### DATA TO PROCESS ###
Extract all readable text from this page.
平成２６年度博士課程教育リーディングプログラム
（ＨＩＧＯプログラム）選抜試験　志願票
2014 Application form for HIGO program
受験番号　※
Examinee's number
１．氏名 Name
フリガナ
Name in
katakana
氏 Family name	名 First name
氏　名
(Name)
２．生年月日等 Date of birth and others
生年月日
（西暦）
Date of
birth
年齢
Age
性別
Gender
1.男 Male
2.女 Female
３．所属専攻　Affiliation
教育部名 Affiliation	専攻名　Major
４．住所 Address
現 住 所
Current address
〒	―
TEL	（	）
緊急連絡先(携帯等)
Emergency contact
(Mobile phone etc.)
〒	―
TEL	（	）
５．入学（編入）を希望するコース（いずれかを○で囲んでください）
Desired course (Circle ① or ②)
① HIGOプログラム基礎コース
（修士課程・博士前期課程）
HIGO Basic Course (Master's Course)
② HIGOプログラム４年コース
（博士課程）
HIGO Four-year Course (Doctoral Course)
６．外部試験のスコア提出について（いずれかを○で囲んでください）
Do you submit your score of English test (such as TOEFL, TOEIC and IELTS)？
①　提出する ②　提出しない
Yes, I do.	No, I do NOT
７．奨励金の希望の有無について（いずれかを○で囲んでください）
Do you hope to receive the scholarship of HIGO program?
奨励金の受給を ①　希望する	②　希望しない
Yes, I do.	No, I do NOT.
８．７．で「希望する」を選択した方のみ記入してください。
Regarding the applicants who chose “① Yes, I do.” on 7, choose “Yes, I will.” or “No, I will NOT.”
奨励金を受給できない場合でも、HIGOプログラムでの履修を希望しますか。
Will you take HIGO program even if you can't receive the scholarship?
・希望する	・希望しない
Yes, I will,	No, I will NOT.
###
_DIRECTIONS FOR THIS TASK_
Nothing should be changed: write out all of the data as is.

_ANSWER_
Extract all readable text from this page.
平成２６年度博士課程教育リーディングプログラム
（ＨＩＧＯプログラム）選抜試験　志願票
2014 Application form for HIGO program
受験番号　※
Examinee's number
１．氏名 Name
フリガナ
Name in
katakana
氏 Family name	名 First name
氏　名
(Name)
２．生年月日等 Date of birth and others
生年月日
（西暦）
Date of
birth
年齢
Age
性別
Gender
1.男 Male
2.女 Female
３．所属専攻　Affiliation
教育部名 Affiliation	専攻名　Major
４．住所 Address
現 住 所
Current address
〒	―
TEL	（	）
緊急連絡先(携帯等)
Emergency contact
(Mobile phone etc.)
〒	―
TEL	（	）
５．入学（編入）を希望するコース（いずれかを○で囲んでください）
Desired course (Circle ① or ②)
① HIGOプログラム基礎コース
（修士課程・博士前期課程）
HIGO Basic Course (Master's Course)
② HIGOプログラム４年コース
（博士課程）
HIGO Four-year Course (Doctoral Course)
６．外部試験のスコア提出について（いずれかを○で囲んでください）
Do you submit your score of English test (such as TOEFL, TOEIC and IELTS)？
①　提出する ②　提出しない
Yes, I do.	No, I do NOT
７．奨励金の希望の有無について（いずれかを○で囲んでください）
Do you hope to receive the scholarship of HIGO program?
奨励金の受給を ①　希望する	②　希望しない
Yes, I do.	No, I do NOT.
８．７．で「希望する」を選択した方のみ記入してください。
Regarding the applicants who chose “① Yes, I do.” on 7, choose “Yes, I will.” or “No, I will NOT.”
奨励金を受給できない場合でも、HIGOプログラムでの履修を希望しますか。
Will you take HIGO program even if you can't receive the scholarship?
・希望する	・希望しない
Yes, I will,	No, I will NOT.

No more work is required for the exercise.